THE TASK
Return all of the entries exactly, with nothing added or left out.
═════ PROVIDED INFORMATION ═════
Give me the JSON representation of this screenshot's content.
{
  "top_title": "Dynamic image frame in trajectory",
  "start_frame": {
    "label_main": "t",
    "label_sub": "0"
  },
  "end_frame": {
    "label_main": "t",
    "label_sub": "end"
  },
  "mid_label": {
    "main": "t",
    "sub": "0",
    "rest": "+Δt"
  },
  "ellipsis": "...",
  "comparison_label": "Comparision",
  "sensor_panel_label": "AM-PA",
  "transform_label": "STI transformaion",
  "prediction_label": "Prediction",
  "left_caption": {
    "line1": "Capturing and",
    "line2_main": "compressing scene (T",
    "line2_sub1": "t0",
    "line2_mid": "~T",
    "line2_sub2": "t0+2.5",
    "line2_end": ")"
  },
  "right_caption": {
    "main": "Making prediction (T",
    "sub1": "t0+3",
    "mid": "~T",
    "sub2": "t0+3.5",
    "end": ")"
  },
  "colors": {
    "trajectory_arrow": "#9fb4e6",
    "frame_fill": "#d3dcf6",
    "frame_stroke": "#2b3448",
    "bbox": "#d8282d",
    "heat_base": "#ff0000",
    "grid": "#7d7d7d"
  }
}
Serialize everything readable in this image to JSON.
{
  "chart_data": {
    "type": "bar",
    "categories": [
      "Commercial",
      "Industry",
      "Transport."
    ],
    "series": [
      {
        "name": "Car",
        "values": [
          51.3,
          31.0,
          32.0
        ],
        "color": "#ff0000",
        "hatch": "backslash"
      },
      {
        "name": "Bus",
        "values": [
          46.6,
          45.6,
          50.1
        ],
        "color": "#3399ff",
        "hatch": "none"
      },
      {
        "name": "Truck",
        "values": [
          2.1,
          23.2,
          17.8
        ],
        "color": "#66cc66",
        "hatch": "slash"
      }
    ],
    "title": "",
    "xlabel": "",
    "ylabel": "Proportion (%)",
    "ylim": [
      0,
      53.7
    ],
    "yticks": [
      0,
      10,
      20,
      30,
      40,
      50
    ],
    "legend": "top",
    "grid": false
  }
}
═════
RESPONSE TO THIS EXERCISE
Give me the JSON representation of this screenshot's content.
{
  "top_title": "Dynamic image frame in trajectory",
  "start_frame": {
    "label_main": "t",
    "label_sub": "0"
  },
  "end_frame": {
    "label_main": "t",
    "label_sub": "end"
  },
  "mid_label": {
    "main": "t",
    "sub": "0",
    "rest": "+Δt"
  },
  "ellipsis": "...",
  "comparison_label": "Comparision",
  "sensor_panel_label": "AM-PA",
  "transform_label": "STI transformaion",
  "prediction_label": "Prediction",
  "left_caption": {
    "line1": "Capturing and",
    "line2_main": "compressing scene (T",
    "line2_sub1": "t0",
    "line2_mid": "~T",
    "line2_sub2": "t0+2.5",
    "line2_end": ")"
  },
  "right_caption": {
    "main": "Making prediction (T",
    "sub1": "t0+3",
    "mid": "~T",
    "sub2": "t0+3.5",
    "end": ")"
  },
  "colors": {
    "trajectory_arrow": "#9fb4e6",
    "frame_fill": "#d3dcf6",
    "frame_stroke": "#2b3448",
    "bbox": "#d8282d",
    "heat_base": "#ff0000",
    "grid": "#7d7d7d"
  }
}
Serialize everything readable in this image to JSON.
{
  "chart_data": {
    "type": "bar",
    "categories": [
      "Commercial",
      "Industry",
      "Transport."
    ],
    "series": [
      {
        "name": "Car",
        "values": [
          51.3,
          31.0,
          32.0
        ],
        "color": "#ff0000",
        "hatch": "backslash"
      },
      {
        "name": "Bus",
        "values": [
          46.6,
          45.6,
          50.1
        ],
        "color": "#3399ff",
        "hatch": "none"
      },
      {
        "name": "Truck",
        "values": [
          2.1,
          23.2,
          17.8
        ],
        "color": "#66cc66",
        "hatch": "slash"
      }
    ],
    "title": "",
    "xlabel": "",
    "ylabel": "Proportion (%)",
    "ylim": [
      0,
      53.7
    ],
    "yticks": [
      0,
      10,
      20,
      30,
      40,
      50
    ],
    "legend": "top",
    "grid": false
  }
}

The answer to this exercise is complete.